----- Given records -----

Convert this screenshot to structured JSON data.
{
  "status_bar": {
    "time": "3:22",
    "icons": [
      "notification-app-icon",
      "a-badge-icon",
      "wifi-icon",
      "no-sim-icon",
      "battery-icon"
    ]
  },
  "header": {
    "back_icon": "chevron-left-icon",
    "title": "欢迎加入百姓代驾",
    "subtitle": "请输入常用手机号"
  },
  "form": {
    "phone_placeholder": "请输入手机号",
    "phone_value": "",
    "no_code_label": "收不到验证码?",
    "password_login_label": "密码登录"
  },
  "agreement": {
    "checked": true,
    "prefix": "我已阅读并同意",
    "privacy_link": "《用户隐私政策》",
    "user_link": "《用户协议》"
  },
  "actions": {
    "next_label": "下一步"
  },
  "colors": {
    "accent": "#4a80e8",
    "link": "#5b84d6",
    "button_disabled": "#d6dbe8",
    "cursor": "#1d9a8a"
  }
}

-----

Exactly reproduce every line found in the records.

Convert this screenshot to structured JSON data.
{
  "status_bar": {
    "time": "3:22",
    "icons": [
      "notification-app-icon",
      "a-badge-icon",
      "wifi-icon",
      "no-sim-icon",
      "battery-icon"
    ]
  },
  "header": {
    "back_icon": "chevron-left-icon",
    "title": "欢迎加入百姓代驾",
    "subtitle": "请输入常用手机号"
  },
  "form": {
    "phone_placeholder": "请输入手机号",
    "phone_value": "",
    "no_code_label": "收不到验证码?",
    "password_login_label": "密码登录"
  },
  "agreement": {
    "checked": true,
    "prefix": "我已阅读并同意",
    "privacy_link": "《用户隐私政策》",
    "user_link": "《用户协议》"
  },
  "actions": {
    "next_label": "下一步"
  },
  "colors": {
    "accent": "#4a80e8",
    "link": "#5b84d6",
    "button_disabled": "#d6dbe8",
    "cursor": "#1d9a8a"
  }
}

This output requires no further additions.